GOAL OF THE EXERCISE: Which lines include the word "JSON"? Copy each of them.

****

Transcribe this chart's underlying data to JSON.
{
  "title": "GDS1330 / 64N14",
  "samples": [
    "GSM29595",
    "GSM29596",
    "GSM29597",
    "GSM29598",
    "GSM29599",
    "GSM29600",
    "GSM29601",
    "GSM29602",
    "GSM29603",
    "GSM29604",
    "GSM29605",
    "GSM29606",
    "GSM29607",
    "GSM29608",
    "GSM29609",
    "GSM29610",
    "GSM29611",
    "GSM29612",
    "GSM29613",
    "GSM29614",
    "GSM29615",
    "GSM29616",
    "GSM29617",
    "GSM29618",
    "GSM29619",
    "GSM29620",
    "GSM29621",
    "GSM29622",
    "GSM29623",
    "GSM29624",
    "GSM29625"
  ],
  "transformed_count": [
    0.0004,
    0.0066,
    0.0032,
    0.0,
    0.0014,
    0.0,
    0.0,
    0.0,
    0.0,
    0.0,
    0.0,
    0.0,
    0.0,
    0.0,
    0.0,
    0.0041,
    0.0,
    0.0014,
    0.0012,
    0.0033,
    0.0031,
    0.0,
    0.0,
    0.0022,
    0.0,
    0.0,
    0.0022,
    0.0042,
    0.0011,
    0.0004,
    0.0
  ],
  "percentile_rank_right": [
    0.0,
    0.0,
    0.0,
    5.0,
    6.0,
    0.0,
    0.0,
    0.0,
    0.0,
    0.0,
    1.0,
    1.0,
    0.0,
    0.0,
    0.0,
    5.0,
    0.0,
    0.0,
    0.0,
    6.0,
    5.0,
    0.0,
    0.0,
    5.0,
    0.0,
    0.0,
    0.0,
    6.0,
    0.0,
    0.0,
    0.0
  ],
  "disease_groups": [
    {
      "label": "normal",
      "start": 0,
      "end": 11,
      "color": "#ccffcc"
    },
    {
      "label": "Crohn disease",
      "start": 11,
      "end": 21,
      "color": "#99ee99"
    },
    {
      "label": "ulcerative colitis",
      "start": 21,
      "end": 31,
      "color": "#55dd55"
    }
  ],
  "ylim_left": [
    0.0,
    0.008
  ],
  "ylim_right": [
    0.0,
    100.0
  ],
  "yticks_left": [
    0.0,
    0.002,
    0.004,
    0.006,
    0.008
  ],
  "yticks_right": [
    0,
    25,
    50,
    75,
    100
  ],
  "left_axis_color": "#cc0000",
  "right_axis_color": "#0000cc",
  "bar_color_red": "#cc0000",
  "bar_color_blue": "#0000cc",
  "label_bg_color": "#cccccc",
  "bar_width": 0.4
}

****

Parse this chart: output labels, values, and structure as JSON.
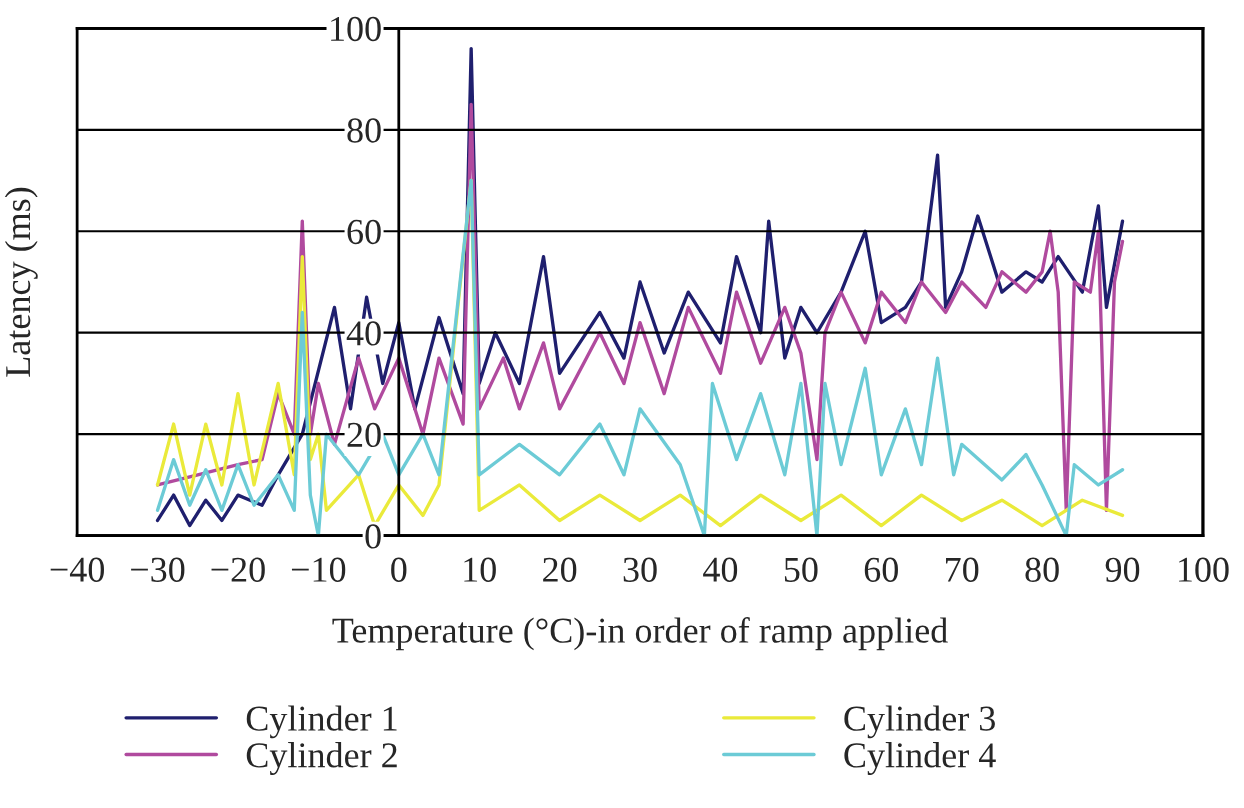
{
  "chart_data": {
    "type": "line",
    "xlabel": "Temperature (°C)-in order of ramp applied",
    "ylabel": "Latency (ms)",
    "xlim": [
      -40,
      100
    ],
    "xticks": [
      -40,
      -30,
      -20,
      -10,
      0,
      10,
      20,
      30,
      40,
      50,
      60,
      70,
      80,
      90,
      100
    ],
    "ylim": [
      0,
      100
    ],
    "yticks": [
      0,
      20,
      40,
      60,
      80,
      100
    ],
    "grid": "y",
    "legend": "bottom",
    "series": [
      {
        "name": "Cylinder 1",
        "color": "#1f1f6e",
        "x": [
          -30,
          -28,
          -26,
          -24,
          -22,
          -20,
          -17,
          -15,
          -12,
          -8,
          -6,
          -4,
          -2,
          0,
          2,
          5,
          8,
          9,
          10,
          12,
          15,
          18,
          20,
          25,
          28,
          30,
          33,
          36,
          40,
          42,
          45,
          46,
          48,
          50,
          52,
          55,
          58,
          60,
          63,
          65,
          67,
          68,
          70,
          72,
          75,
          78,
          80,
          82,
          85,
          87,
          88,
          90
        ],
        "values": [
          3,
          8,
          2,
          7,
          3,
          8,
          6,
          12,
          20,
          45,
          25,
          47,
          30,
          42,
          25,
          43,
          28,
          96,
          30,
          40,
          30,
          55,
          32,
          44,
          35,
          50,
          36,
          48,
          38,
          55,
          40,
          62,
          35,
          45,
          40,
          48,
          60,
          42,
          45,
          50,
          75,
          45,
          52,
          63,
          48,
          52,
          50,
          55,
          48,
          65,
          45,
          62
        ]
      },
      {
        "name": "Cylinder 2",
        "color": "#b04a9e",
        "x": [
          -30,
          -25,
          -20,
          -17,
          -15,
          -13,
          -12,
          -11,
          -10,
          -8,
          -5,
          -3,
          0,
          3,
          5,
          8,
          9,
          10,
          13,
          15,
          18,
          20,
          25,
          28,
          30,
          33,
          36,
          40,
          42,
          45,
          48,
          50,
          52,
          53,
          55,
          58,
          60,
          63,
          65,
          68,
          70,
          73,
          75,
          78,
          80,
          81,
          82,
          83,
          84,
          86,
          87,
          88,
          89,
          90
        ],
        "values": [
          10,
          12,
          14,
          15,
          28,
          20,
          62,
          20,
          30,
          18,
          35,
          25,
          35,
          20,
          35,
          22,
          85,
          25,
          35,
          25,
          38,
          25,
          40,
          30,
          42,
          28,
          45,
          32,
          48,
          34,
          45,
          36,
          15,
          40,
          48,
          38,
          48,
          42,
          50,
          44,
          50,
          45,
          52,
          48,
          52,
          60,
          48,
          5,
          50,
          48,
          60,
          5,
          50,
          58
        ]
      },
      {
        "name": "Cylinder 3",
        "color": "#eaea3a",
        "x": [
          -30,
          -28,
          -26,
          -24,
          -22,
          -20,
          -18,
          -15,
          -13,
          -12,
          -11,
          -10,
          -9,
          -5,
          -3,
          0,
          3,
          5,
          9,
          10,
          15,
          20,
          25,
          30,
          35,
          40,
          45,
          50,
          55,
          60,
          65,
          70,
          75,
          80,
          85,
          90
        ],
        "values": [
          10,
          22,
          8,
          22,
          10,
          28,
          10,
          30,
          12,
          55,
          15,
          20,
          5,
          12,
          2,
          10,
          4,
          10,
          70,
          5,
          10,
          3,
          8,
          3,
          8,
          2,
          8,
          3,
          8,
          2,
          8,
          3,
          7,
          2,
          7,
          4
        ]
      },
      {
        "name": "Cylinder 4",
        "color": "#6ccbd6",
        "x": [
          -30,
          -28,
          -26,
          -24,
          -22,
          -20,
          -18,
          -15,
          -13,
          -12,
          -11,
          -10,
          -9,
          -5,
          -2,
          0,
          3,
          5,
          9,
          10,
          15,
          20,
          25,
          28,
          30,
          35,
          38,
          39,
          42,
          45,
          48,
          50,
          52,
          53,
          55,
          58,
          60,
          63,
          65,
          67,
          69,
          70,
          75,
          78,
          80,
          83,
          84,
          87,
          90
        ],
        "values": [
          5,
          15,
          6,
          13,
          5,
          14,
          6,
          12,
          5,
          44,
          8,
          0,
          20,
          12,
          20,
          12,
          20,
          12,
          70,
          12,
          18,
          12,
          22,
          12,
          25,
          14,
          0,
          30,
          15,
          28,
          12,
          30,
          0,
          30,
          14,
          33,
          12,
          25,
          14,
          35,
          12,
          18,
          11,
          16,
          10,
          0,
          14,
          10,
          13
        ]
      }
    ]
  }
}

****

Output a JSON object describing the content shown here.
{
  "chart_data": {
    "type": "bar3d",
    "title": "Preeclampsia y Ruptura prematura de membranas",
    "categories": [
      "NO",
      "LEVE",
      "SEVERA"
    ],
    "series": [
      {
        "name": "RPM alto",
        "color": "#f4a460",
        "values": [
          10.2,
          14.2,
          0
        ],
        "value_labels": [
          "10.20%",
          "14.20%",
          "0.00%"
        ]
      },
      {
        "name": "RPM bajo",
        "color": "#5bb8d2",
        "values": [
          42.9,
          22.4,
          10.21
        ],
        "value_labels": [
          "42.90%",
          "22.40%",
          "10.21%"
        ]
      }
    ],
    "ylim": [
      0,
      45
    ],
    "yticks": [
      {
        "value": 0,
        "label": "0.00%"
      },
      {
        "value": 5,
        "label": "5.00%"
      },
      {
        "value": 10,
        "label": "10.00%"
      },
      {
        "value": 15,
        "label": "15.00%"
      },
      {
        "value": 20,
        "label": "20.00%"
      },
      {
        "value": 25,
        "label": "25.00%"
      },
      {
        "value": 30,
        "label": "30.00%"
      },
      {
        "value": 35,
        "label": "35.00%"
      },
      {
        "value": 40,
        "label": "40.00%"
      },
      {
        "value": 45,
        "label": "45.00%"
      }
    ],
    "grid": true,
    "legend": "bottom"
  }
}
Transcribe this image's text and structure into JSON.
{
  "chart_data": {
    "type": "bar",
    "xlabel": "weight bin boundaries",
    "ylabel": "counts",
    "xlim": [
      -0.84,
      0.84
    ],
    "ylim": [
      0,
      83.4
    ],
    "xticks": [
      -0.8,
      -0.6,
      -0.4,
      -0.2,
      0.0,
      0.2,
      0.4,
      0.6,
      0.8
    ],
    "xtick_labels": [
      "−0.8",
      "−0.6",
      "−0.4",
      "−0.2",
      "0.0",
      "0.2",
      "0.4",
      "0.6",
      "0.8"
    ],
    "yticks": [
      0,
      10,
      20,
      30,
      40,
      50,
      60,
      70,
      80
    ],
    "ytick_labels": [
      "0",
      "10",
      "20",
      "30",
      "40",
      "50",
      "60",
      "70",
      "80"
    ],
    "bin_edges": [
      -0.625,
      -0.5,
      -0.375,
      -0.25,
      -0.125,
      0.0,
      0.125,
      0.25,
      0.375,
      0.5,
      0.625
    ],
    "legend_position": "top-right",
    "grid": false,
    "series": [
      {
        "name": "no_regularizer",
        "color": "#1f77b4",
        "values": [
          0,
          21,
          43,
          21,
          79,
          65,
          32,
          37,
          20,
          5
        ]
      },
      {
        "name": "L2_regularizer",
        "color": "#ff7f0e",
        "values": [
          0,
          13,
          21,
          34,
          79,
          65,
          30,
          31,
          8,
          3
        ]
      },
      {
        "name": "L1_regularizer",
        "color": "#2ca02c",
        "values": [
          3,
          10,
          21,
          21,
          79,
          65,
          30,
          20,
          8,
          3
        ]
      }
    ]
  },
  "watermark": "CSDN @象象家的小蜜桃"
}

****

FULL OUTPUT:
Transcribe this chart's underlying data to JSON.
Parse this chart: output labels, values, and structure as JSON.
Output a JSON object describing the content shown here.
Transcribe this image's text and structure into JSON.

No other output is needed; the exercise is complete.